• INSTRUCTIONS TO FOLLOW
In the abstract on carbon monoxide poisoning in rats, what test was used to evaluate the rats' behavior?

• TEXT PROVIDED
--

Delayed encephalopathy of acute carbon monoxide intoxication in rats: potential mechanism and intervention of dexamethasone.

We aimed to investigate the potential mechanism (s) of delayed encephalopathy after acute carbon monoxide (CO) poisoning in rats, and the effect of dexamethasone on this process. A delayed encephalopathy animal model was generated by intraperitoneal injection of CO into Wistar rats. Normal rats were sent as a control group, and poisoning rats were randomly separated into two groups treated with vehicle and dexamethasone respectively. The rat behavior was evaluated by Morris water maze. The level of myelin basic protein (MBP), myeloperoxidase (MPO) expression in the serum and hippocampus of experimental rats was measured using enzyme-linked immunosorbent assay (ELISA) and immunohisto chemistry. The latency to find the platform was significantly increased by dexamethasone treatment for rats after poisoning at day 7 and 14. MBP serum concentration in the vehicle treatment group was significantly higher than that in rats injected with dexamethasone following poisoning at 90 min, 7d, 14d, 21d. Moreover, MPO concentration was higher at day 14 after poisoning as well. In addition, MBP expression was down regulated in the poisoning group, which was nearly reversed at control level in the dexamethasone group. Inflammation plays a key role in delayed encephalopathy of rats induced by acute CO intoxication, which could be attenuated by dexamethasone via protecting myelin from damage of inflammation response.

--

Source records

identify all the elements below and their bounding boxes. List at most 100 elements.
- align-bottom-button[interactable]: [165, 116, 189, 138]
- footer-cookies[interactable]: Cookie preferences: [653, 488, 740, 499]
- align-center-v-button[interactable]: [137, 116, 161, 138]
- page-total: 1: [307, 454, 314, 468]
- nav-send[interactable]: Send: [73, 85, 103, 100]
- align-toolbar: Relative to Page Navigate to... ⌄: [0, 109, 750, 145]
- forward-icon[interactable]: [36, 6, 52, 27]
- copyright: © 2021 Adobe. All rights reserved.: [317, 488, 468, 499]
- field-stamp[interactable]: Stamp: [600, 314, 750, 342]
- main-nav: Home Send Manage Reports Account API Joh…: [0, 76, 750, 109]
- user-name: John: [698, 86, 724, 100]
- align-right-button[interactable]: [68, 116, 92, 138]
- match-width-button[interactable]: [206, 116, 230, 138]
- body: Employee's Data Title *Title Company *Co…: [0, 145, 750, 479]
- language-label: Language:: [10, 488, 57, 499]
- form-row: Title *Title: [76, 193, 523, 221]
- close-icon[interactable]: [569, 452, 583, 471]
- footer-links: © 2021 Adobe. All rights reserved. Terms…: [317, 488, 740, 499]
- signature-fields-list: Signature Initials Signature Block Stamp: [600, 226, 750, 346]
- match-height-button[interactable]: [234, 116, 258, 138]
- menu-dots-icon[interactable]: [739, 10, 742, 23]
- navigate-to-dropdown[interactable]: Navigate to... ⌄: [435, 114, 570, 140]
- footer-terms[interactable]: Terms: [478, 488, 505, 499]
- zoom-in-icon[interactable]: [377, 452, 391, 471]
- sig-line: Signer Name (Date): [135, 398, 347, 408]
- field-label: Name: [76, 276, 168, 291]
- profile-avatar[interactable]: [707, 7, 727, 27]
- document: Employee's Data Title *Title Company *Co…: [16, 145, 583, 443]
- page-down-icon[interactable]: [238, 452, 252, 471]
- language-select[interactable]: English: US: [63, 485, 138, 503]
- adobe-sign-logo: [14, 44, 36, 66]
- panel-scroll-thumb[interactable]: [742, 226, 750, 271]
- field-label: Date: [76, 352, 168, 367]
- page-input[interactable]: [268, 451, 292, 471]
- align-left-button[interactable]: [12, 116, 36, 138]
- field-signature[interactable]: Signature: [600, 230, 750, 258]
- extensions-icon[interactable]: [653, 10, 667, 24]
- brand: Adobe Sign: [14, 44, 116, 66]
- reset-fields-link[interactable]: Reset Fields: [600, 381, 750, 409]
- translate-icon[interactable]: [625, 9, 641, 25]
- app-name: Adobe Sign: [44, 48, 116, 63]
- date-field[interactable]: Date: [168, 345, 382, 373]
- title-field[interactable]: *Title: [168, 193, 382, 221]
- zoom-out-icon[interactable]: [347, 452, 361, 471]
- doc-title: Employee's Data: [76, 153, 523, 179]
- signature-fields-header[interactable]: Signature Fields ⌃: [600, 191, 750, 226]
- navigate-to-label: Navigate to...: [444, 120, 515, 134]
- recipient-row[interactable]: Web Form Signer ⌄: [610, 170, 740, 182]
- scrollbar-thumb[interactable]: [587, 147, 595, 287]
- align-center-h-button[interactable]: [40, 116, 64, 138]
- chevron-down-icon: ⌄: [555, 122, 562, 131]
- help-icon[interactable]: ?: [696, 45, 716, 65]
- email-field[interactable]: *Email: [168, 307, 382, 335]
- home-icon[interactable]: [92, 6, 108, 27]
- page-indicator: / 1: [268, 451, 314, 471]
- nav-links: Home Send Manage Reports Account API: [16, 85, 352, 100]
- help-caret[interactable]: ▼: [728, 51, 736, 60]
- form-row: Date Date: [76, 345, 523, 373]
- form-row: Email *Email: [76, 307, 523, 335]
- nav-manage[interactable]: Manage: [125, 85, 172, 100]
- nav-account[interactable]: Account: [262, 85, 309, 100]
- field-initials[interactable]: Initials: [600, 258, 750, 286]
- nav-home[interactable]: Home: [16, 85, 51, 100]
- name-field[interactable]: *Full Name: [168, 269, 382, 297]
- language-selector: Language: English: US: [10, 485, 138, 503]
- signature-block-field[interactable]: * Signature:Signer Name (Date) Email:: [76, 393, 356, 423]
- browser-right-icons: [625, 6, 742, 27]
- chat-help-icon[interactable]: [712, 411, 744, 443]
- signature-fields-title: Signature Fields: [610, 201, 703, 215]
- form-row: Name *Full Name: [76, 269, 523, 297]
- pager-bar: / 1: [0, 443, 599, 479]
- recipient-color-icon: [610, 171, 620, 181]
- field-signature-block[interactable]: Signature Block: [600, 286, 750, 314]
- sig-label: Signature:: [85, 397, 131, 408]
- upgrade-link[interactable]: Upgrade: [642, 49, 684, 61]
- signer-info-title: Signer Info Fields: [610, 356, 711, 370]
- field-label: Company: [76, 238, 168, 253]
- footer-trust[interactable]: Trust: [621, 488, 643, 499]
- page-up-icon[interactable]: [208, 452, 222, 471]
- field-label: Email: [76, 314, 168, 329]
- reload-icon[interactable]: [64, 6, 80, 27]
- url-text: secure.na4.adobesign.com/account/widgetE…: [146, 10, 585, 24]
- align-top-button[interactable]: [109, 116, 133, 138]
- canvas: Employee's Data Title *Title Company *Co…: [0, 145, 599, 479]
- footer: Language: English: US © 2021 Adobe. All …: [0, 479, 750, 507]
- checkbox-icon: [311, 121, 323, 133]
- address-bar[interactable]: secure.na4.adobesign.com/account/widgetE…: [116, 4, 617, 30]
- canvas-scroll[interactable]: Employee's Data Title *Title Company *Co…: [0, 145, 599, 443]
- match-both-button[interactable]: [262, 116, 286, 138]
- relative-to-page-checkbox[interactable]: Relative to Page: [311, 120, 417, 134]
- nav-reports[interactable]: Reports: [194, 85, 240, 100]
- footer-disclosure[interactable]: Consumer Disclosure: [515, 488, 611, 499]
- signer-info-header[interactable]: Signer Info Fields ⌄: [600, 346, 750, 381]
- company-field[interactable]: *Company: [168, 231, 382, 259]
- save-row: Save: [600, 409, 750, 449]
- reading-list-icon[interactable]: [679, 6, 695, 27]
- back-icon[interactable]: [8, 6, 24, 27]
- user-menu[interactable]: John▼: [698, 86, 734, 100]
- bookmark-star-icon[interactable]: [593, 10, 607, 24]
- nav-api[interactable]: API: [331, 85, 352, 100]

--

• ANSWER
The Morris water maze.